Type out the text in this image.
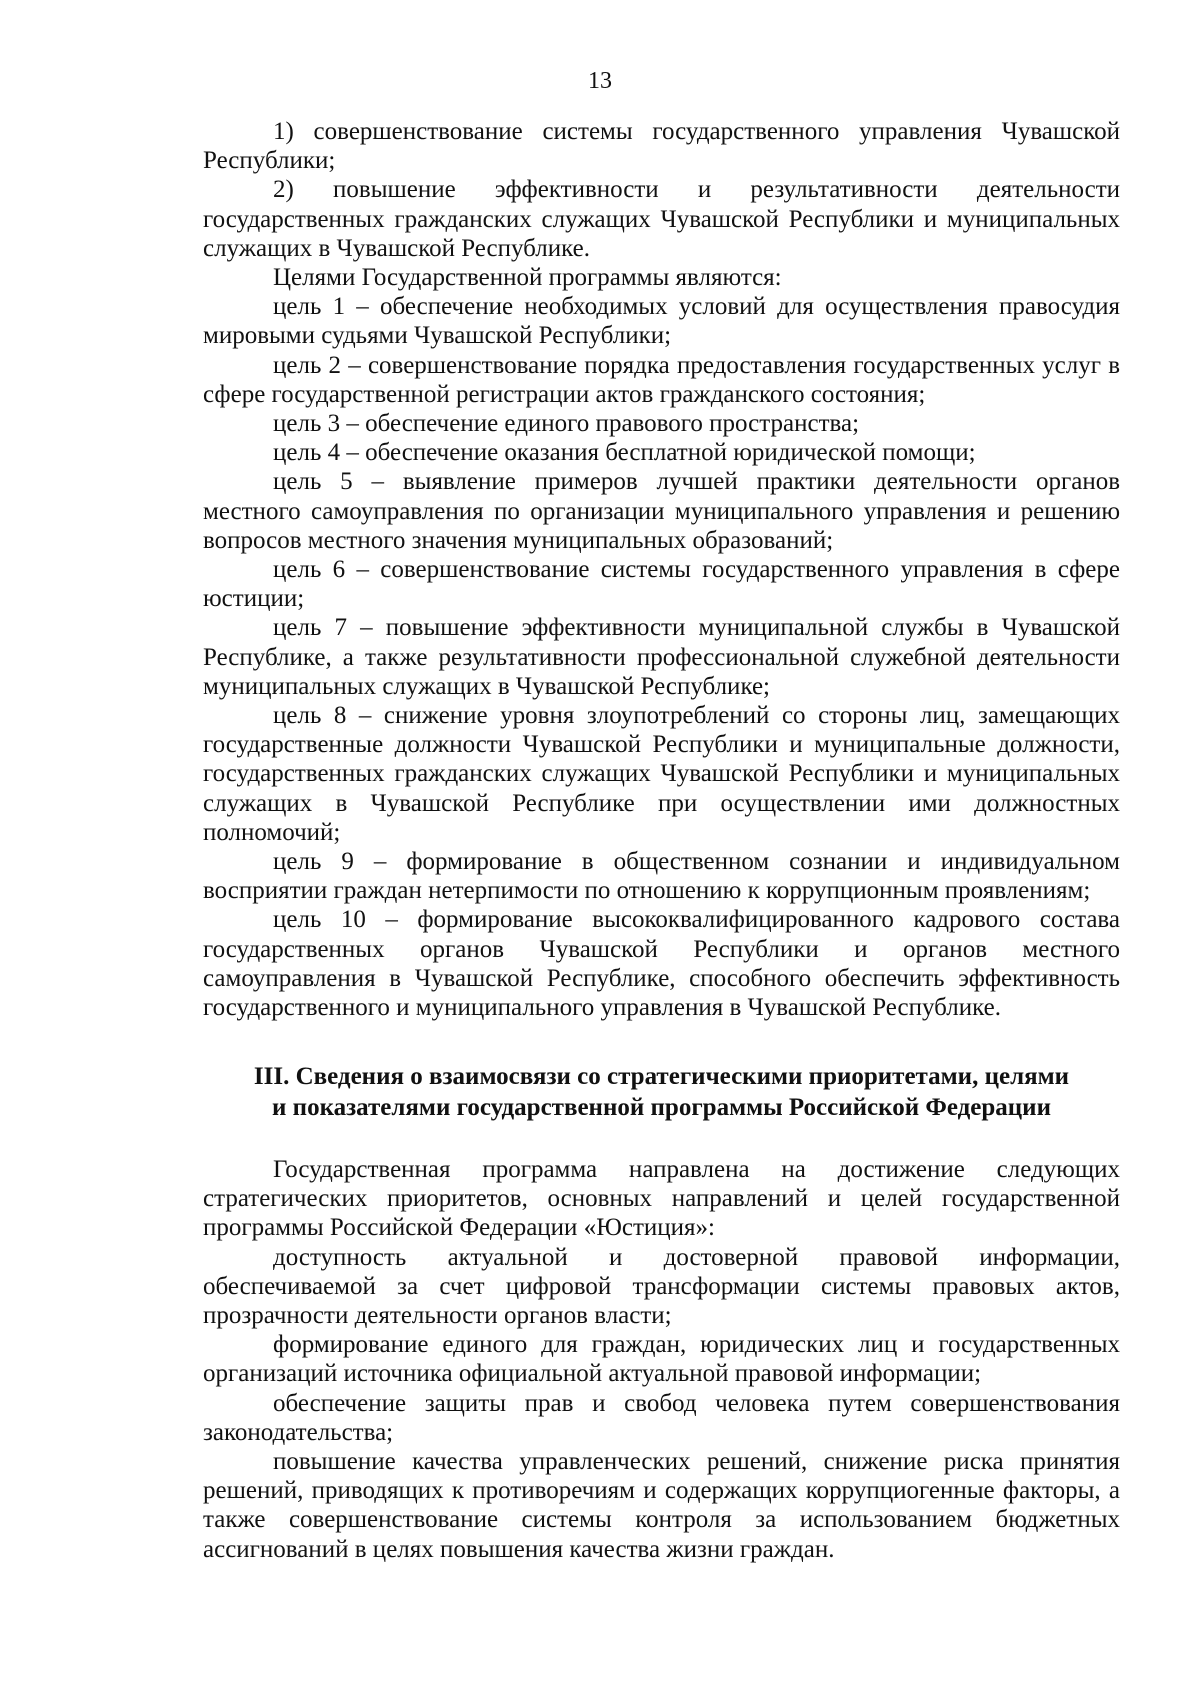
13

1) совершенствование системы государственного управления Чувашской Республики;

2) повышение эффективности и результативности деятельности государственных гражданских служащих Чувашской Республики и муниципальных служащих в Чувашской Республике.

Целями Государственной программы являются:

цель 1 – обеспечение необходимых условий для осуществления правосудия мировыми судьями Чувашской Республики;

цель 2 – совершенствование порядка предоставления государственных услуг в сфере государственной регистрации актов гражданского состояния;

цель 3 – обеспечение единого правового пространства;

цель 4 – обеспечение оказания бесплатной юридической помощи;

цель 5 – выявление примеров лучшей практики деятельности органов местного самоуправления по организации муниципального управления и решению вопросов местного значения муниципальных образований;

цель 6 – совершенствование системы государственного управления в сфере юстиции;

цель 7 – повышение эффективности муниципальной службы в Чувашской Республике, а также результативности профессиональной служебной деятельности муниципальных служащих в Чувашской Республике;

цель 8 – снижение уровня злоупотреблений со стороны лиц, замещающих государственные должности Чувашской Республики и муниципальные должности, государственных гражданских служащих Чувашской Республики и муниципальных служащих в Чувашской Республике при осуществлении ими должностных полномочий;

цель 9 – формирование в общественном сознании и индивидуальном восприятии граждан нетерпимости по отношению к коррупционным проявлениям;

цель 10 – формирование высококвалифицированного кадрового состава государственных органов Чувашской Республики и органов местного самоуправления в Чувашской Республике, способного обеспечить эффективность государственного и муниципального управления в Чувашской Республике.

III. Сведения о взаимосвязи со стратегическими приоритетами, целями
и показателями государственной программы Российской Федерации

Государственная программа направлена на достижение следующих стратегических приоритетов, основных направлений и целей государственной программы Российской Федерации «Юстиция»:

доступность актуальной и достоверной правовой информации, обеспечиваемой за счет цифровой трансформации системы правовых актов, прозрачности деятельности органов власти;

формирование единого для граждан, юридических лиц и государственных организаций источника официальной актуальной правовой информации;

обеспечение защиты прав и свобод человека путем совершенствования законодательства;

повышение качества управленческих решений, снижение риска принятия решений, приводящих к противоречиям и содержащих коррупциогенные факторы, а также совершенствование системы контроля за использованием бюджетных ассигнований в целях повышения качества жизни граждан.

---

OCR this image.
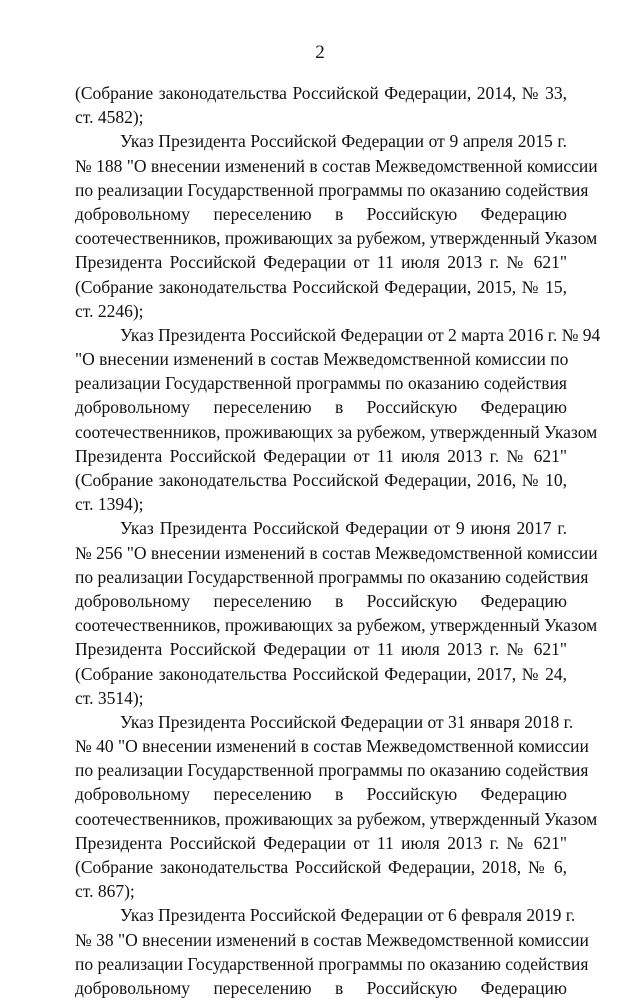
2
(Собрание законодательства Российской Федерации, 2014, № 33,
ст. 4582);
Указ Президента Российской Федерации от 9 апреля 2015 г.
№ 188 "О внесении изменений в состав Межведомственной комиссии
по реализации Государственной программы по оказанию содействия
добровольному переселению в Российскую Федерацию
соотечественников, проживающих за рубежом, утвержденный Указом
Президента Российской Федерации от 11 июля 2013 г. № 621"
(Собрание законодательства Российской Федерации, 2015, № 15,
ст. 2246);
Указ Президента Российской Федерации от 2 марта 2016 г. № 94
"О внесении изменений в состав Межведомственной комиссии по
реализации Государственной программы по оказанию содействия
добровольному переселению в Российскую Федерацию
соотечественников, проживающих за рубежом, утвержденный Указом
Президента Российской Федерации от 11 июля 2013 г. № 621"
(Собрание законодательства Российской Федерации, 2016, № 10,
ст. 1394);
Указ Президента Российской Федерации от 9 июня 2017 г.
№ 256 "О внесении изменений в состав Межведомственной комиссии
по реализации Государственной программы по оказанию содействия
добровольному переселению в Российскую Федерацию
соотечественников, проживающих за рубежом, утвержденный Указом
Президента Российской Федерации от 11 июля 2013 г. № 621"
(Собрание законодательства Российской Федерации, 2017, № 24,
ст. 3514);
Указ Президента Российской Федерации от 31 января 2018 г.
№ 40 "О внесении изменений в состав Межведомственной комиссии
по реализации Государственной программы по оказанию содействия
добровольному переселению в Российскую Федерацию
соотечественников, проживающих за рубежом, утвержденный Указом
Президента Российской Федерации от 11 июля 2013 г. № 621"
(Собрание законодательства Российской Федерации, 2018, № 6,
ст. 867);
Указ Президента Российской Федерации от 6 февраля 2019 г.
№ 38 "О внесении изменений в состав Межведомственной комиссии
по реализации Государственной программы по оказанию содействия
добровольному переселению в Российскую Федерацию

---

Aim =
Pull out every line containing "Республики".

Response to this task =
1) совершенствование системы государственного управления Чувашской Республики;
2) повышение эффективности и результативности деятельности государственных гражданских служащих Чувашской Республики и муниципальных служащих в Чувашской Республике.
цель 1 – обеспечение необходимых условий для осуществления правосудия мировыми судьями Чувашской Республики;
цель 8 – снижение уровня злоупотреблений со стороны лиц, замещающих государственные должности Чувашской Республики и муниципальные должности, государственных гражданских служащих Чувашской Республики и муниципальных служащих в Чувашской Республике при осуществлении ими должностных полномочий;
цель 10 – формирование высококвалифицированного кадрового состава государственных органов Чувашской Республики и органов местного самоуправления в Чувашской Республике, способного обеспечить эффективность государственного и муниципального управления в Чувашской Республике.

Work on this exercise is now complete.